Begin PROVIDED DATA

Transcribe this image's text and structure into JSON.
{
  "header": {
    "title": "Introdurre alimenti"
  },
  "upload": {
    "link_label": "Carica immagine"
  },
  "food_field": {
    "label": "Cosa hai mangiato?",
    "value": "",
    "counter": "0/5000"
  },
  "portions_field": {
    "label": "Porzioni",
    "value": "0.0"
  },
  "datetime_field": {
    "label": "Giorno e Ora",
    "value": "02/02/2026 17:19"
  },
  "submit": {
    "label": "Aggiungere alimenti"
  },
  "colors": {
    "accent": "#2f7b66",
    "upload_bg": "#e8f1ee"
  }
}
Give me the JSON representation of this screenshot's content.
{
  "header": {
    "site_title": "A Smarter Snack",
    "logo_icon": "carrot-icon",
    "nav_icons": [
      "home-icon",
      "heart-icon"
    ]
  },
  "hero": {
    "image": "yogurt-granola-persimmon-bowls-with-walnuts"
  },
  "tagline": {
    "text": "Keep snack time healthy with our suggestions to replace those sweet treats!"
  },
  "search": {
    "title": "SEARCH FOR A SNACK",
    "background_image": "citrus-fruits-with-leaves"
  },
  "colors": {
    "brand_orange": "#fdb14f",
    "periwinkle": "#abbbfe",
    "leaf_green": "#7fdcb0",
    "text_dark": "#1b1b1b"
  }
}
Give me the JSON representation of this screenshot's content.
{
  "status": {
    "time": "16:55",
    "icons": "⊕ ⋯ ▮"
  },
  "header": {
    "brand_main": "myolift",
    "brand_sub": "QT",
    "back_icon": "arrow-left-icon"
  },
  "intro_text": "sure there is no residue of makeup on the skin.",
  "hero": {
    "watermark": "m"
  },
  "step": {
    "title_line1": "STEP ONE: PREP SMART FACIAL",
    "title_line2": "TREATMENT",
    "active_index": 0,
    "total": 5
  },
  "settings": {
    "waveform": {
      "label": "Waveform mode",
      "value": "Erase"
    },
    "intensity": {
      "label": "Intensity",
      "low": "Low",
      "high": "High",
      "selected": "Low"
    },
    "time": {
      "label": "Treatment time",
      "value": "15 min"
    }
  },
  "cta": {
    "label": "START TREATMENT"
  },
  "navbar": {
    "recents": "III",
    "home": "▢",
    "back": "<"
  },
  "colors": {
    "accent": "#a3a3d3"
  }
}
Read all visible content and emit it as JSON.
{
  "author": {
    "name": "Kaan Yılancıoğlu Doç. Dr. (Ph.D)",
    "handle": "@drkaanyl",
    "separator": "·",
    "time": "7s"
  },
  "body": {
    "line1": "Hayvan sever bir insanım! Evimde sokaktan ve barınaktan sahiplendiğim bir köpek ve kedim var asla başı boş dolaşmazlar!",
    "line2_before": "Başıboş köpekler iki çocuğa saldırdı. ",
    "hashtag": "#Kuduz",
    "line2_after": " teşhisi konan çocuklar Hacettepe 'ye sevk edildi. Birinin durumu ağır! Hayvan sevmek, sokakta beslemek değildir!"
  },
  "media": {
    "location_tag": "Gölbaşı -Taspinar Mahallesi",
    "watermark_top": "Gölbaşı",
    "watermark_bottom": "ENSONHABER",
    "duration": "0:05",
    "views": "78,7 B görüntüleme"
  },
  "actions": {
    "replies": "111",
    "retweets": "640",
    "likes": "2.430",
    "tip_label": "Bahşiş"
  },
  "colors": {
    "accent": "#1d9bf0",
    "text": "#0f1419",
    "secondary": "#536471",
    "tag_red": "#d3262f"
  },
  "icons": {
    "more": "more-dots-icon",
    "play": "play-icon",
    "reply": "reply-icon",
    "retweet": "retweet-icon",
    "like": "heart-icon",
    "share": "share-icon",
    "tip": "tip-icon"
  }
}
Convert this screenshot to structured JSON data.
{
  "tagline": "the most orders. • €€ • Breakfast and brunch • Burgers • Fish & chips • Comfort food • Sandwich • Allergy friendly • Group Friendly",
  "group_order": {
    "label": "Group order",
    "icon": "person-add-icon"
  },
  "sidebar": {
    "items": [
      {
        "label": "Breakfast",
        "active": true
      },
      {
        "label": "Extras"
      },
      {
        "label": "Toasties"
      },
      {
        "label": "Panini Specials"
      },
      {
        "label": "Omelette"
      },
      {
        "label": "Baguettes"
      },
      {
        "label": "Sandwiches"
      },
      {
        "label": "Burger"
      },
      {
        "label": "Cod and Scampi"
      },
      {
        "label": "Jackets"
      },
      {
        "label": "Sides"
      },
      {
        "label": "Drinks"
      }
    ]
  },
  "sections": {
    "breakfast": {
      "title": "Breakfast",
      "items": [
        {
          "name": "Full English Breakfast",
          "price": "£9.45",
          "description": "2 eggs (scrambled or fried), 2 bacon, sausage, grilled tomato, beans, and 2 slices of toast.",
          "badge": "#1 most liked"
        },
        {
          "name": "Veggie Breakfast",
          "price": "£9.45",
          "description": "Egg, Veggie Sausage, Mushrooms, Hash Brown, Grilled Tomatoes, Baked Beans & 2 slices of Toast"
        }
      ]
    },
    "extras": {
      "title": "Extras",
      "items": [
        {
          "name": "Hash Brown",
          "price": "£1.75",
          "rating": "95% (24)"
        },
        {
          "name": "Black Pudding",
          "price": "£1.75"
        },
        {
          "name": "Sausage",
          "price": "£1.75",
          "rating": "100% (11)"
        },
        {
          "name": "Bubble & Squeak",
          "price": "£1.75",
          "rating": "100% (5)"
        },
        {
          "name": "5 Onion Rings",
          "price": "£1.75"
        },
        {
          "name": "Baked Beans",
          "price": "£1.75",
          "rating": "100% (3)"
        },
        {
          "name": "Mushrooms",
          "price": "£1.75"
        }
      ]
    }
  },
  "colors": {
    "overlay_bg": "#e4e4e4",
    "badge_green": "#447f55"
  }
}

End PROVIDED DATA

Select every line of the material above holding the word "Veggie" and copy it.

**REPLY TO THE TASK**
          "name": "Veggie Breakfast",
          "description": "Egg, Veggie Sausage, Mushrooms, Hash Brown, Grilled Tomatoes, Baked Beans & 2 slices of Toast"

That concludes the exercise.